## Task instructions
Pick out every line of the entries below where "before" occurs, and copy those lines.
═══ Exercise materials ═══
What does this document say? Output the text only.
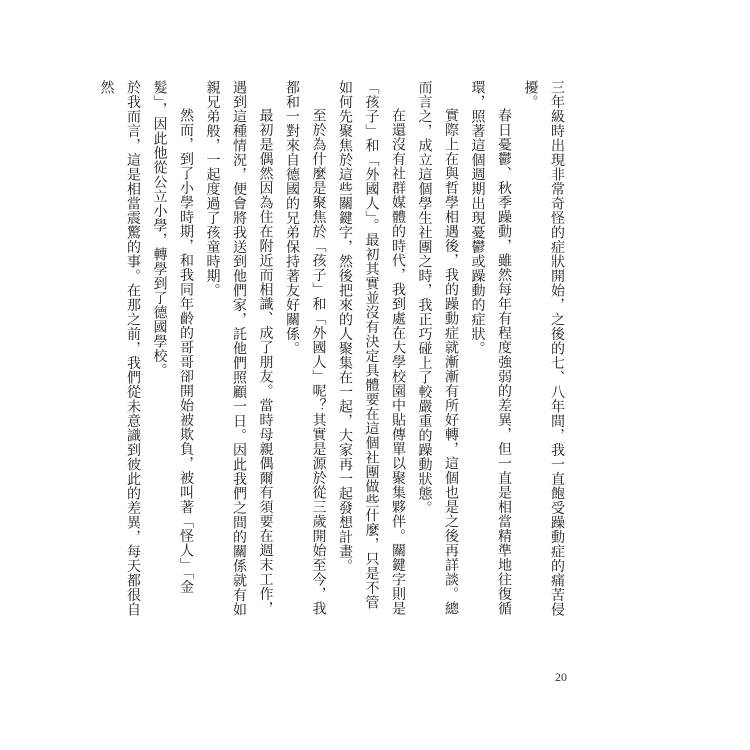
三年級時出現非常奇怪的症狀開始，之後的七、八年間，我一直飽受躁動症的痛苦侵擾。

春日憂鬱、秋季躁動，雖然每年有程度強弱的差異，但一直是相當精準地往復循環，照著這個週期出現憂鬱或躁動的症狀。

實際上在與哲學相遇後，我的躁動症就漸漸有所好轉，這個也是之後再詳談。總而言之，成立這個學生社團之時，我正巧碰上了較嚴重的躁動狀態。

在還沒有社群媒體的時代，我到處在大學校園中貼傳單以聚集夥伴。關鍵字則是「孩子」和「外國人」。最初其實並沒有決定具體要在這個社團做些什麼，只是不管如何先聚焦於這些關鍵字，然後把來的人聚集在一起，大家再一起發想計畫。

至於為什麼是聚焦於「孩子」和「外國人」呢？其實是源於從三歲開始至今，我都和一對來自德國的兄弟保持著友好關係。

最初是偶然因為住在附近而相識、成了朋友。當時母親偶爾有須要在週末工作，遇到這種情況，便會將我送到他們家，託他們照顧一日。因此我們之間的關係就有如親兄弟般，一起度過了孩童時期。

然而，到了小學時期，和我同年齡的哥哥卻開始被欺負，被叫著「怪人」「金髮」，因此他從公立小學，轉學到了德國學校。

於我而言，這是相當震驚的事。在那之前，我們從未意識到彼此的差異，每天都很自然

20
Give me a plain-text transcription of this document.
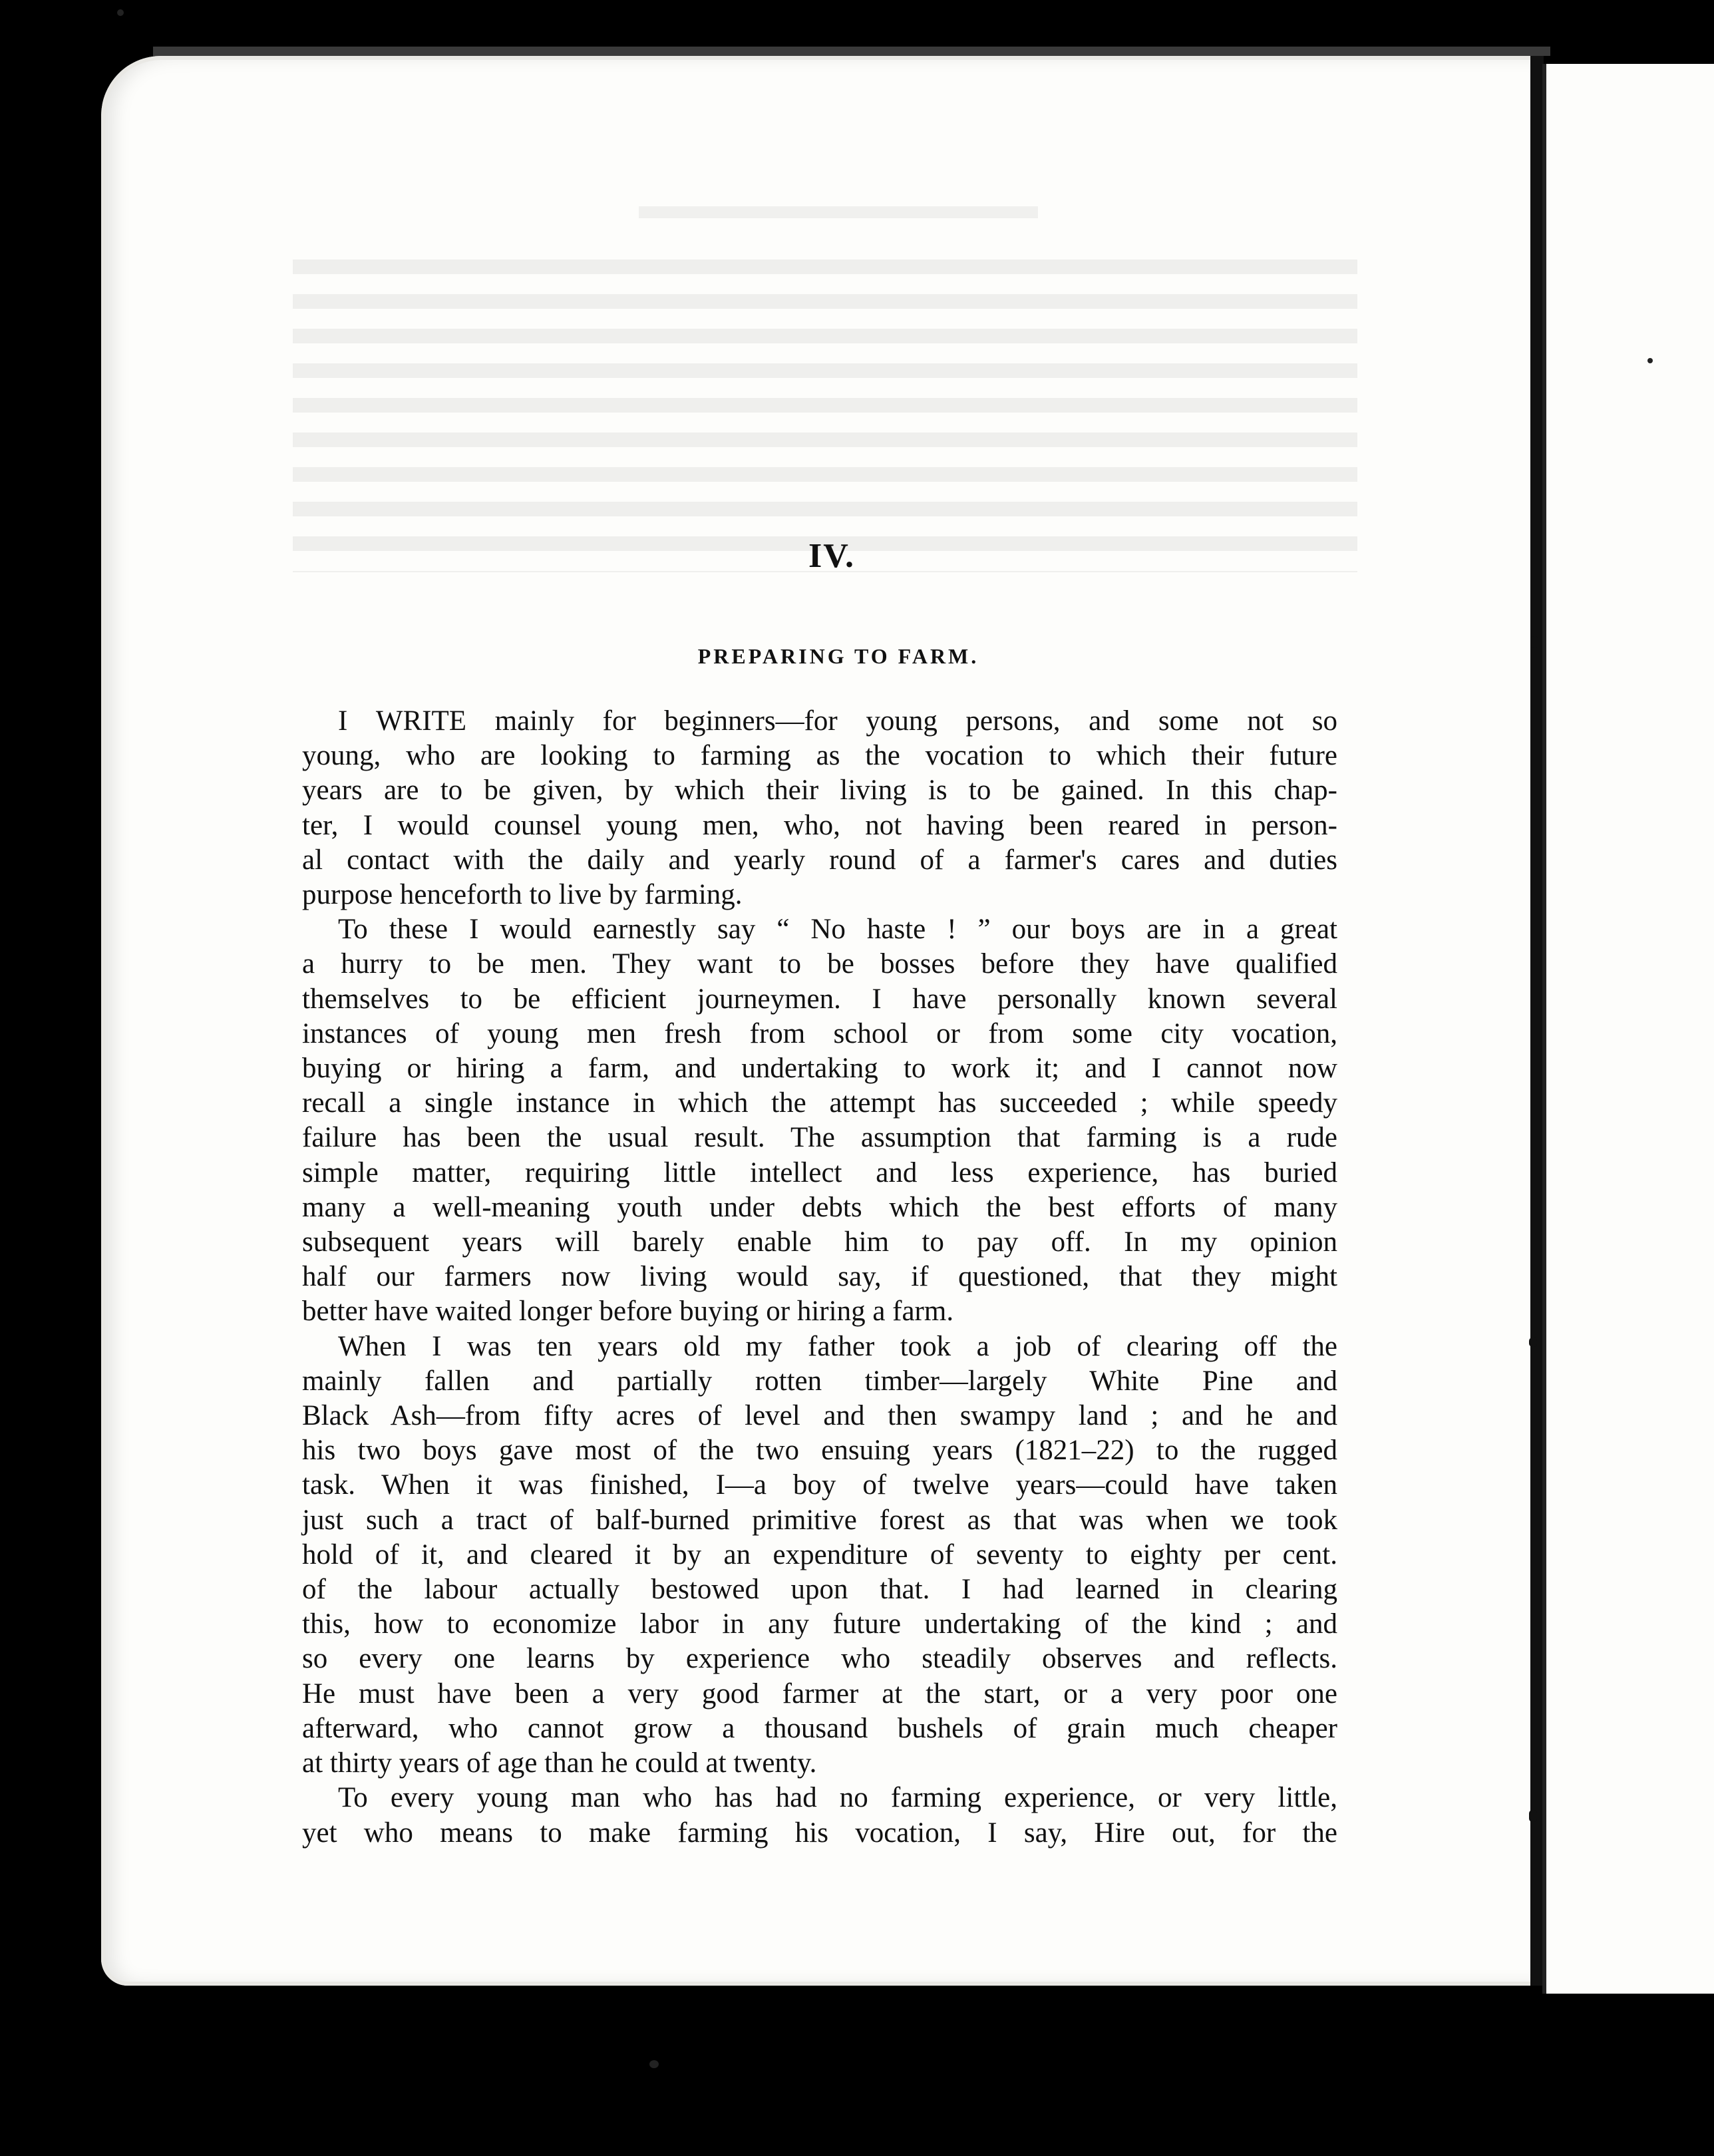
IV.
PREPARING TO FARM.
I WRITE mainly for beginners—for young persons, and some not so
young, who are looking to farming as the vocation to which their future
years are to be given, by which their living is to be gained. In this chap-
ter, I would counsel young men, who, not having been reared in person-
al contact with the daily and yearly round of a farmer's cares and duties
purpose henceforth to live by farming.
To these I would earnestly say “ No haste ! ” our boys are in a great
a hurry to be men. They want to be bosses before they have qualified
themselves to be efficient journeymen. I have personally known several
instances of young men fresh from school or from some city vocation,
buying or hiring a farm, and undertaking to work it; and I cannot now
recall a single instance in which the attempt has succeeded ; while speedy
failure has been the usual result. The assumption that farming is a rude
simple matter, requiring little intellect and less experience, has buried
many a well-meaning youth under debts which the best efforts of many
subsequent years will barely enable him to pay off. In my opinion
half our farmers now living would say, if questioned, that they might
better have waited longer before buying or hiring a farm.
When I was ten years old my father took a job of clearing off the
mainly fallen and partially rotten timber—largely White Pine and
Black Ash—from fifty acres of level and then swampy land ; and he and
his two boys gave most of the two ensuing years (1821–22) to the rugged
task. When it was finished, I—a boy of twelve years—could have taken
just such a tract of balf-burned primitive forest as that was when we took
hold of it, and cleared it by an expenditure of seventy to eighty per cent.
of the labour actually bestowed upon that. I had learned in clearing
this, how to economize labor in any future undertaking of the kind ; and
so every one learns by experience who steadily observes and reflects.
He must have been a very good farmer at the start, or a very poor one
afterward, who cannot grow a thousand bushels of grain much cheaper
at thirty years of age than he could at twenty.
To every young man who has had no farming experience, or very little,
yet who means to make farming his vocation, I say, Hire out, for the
═══
## Answer to the problem
a hurry to be men. They want to be bosses before they have qualified
better have waited longer before buying or hiring a farm.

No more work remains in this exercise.